» **INPUT MATERIAL**

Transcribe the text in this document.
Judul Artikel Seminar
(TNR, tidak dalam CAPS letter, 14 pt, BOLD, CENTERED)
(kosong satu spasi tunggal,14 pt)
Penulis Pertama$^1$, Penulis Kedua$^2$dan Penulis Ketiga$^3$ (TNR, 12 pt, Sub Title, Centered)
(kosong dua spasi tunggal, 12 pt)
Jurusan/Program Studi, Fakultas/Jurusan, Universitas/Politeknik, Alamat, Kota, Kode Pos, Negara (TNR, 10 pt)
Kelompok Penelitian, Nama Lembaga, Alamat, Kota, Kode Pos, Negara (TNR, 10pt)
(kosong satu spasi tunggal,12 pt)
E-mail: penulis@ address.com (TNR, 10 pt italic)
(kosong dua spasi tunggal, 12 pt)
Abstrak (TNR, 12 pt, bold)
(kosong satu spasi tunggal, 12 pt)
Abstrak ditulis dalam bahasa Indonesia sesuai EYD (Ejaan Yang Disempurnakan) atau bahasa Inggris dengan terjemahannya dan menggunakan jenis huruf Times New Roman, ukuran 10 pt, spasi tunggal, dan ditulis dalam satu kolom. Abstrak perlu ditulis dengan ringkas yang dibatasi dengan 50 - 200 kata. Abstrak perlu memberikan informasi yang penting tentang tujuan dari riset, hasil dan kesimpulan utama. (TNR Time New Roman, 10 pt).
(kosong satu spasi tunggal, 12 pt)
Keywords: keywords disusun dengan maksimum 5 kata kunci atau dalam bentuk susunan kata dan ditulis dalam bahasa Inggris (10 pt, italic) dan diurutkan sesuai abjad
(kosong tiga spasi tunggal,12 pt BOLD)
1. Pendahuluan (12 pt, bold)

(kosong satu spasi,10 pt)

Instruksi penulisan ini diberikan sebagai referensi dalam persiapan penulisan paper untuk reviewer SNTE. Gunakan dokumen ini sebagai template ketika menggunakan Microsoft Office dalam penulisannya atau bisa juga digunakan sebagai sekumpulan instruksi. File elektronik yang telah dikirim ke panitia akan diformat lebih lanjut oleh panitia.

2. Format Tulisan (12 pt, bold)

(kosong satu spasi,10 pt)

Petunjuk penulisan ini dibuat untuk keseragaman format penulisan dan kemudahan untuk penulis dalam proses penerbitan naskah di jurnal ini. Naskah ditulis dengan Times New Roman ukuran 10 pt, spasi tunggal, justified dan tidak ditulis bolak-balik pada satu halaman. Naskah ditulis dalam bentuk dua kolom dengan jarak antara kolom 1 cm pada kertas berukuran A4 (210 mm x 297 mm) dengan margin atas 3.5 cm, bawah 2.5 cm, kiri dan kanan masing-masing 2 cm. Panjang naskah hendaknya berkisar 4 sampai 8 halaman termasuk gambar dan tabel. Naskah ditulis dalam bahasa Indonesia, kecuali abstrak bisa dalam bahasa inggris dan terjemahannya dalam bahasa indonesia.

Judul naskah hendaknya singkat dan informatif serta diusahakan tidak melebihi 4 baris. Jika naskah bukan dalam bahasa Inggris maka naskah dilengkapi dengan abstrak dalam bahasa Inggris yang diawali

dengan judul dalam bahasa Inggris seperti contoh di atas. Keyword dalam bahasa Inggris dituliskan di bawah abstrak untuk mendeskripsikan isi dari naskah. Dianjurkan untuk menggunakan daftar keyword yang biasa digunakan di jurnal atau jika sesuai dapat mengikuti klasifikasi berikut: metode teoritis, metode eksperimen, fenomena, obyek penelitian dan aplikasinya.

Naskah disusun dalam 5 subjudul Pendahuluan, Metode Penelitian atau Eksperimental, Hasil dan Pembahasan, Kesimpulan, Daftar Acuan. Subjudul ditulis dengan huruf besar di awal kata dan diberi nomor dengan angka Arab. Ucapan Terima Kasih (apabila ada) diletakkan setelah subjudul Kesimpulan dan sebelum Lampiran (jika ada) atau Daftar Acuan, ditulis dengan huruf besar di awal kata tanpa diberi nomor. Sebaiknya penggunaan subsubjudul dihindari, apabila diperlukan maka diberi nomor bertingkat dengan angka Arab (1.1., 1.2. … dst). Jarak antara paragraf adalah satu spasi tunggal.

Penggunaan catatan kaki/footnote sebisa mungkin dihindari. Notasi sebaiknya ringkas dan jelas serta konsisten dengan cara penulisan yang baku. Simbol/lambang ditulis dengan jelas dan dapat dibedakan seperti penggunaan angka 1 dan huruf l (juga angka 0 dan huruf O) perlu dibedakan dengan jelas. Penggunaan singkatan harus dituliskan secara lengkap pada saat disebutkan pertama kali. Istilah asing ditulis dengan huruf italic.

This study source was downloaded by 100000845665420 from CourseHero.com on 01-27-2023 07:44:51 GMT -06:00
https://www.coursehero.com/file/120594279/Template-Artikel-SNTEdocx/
* * *
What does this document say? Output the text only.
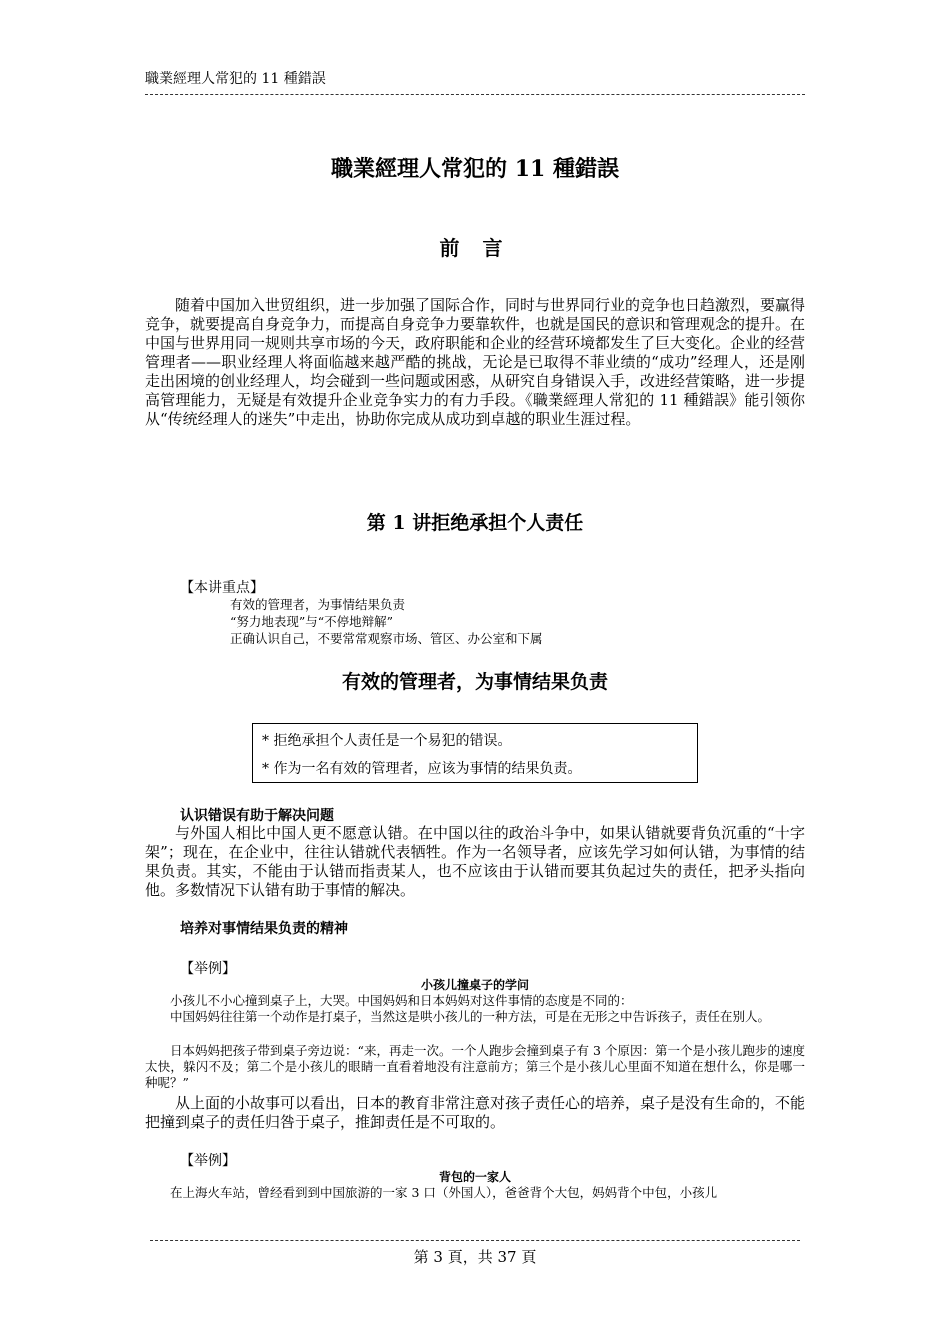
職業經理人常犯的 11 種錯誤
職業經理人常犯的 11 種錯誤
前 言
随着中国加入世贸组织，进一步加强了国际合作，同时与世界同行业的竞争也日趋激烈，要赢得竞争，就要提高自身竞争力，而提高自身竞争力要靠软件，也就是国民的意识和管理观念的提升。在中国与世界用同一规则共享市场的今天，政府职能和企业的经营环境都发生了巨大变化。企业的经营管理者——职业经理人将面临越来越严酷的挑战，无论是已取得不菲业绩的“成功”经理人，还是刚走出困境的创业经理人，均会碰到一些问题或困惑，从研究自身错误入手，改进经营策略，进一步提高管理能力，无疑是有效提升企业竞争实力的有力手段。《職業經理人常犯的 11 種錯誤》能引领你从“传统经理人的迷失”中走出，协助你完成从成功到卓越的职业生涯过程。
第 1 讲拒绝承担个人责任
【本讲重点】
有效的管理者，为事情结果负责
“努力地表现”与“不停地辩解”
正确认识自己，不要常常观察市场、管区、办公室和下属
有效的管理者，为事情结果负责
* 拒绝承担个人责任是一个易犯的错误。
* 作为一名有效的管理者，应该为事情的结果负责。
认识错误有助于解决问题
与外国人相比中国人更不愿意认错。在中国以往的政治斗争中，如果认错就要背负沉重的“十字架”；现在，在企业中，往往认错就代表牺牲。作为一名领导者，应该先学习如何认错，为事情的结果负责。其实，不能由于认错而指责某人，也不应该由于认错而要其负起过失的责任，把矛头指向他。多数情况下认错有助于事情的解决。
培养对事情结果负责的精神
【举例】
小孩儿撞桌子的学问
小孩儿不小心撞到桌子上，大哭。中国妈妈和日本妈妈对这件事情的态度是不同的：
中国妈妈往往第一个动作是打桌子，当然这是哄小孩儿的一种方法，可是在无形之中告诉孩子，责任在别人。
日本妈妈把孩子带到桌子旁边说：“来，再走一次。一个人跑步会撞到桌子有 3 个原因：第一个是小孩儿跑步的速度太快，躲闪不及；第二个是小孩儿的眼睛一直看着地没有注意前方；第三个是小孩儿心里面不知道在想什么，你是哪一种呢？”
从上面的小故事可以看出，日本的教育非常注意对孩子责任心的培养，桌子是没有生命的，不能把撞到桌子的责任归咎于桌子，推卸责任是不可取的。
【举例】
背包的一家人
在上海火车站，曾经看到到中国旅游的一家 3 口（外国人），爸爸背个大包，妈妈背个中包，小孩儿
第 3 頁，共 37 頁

» **WORK INSTRUCTIONS**
Go through the records above, find every line with the word "Alamat", and list those lines.

» **EXPECTED ANSWER**
Jurusan/Program Studi, Fakultas/Jurusan, Universitas/Politeknik, Alamat, Kota, Kode Pos, Negara (TNR, 10 pt)
Kelompok Penelitian, Nama Lembaga, Alamat, Kota, Kode Pos, Negara (TNR, 10pt)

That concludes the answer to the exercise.